■ CHALLENGE
Write out every entry exactly as it stands.

■ GIVEN INFORMATION
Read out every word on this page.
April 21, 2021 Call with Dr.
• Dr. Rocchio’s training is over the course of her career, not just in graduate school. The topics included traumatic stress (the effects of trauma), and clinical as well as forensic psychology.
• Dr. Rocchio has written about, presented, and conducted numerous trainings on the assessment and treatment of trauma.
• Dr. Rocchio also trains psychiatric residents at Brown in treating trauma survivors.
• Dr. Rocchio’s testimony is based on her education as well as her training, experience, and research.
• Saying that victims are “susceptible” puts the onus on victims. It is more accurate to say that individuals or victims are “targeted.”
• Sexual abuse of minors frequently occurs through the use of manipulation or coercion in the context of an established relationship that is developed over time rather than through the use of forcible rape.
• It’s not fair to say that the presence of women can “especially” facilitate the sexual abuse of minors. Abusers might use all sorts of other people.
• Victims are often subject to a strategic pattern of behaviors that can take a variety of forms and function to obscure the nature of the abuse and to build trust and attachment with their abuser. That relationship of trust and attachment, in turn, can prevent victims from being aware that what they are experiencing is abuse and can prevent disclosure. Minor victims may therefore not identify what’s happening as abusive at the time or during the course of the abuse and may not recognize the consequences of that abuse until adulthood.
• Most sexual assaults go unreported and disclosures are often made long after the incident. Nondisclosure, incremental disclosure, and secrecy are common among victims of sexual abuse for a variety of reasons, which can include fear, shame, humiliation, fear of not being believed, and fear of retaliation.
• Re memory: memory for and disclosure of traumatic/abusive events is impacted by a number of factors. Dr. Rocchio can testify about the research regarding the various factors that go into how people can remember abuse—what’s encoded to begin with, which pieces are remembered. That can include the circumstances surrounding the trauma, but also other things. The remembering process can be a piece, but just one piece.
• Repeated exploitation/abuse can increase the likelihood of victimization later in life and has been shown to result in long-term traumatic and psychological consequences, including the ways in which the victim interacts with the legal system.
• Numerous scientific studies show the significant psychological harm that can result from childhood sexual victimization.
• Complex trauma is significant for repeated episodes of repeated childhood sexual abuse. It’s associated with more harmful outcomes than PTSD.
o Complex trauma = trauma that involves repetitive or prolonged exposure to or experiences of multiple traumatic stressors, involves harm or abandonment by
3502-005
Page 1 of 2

■ ANSWER TO THIS PROBLEM
Read out every word on this page.
April 21, 2021 Call with Dr.
• Dr. Rocchio’s training is over the course of her career, not just in graduate school. The topics included traumatic stress (the effects of trauma), and clinical as well as forensic psychology.
• Dr. Rocchio has written about, presented, and conducted numerous trainings on the assessment and treatment of trauma.
• Dr. Rocchio also trains psychiatric residents at Brown in treating trauma survivors.
• Dr. Rocchio’s testimony is based on her education as well as her training, experience, and research.
• Saying that victims are “susceptible” puts the onus on victims. It is more accurate to say that individuals or victims are “targeted.”
• Sexual abuse of minors frequently occurs through the use of manipulation or coercion in the context of an established relationship that is developed over time rather than through the use of forcible rape.
• It’s not fair to say that the presence of women can “especially” facilitate the sexual abuse of minors. Abusers might use all sorts of other people.
• Victims are often subject to a strategic pattern of behaviors that can take a variety of forms and function to obscure the nature of the abuse and to build trust and attachment with their abuser. That relationship of trust and attachment, in turn, can prevent victims from being aware that what they are experiencing is abuse and can prevent disclosure. Minor victims may therefore not identify what’s happening as abusive at the time or during the course of the abuse and may not recognize the consequences of that abuse until adulthood.
• Most sexual assaults go unreported and disclosures are often made long after the incident. Nondisclosure, incremental disclosure, and secrecy are common among victims of sexual abuse for a variety of reasons, which can include fear, shame, humiliation, fear of not being believed, and fear of retaliation.
• Re memory: memory for and disclosure of traumatic/abusive events is impacted by a number of factors. Dr. Rocchio can testify about the research regarding the various factors that go into how people can remember abuse—what’s encoded to begin with, which pieces are remembered. That can include the circumstances surrounding the trauma, but also other things. The remembering process can be a piece, but just one piece.
• Repeated exploitation/abuse can increase the likelihood of victimization later in life and has been shown to result in long-term traumatic and psychological consequences, including the ways in which the victim interacts with the legal system.
• Numerous scientific studies show the significant psychological harm that can result from childhood sexual victimization.
• Complex trauma is significant for repeated episodes of repeated childhood sexual abuse. It’s associated with more harmful outcomes than PTSD.
o Complex trauma = trauma that involves repetitive or prolonged exposure to or experiences of multiple traumatic stressors, involves harm or abandonment by
3502-005
Page 1 of 2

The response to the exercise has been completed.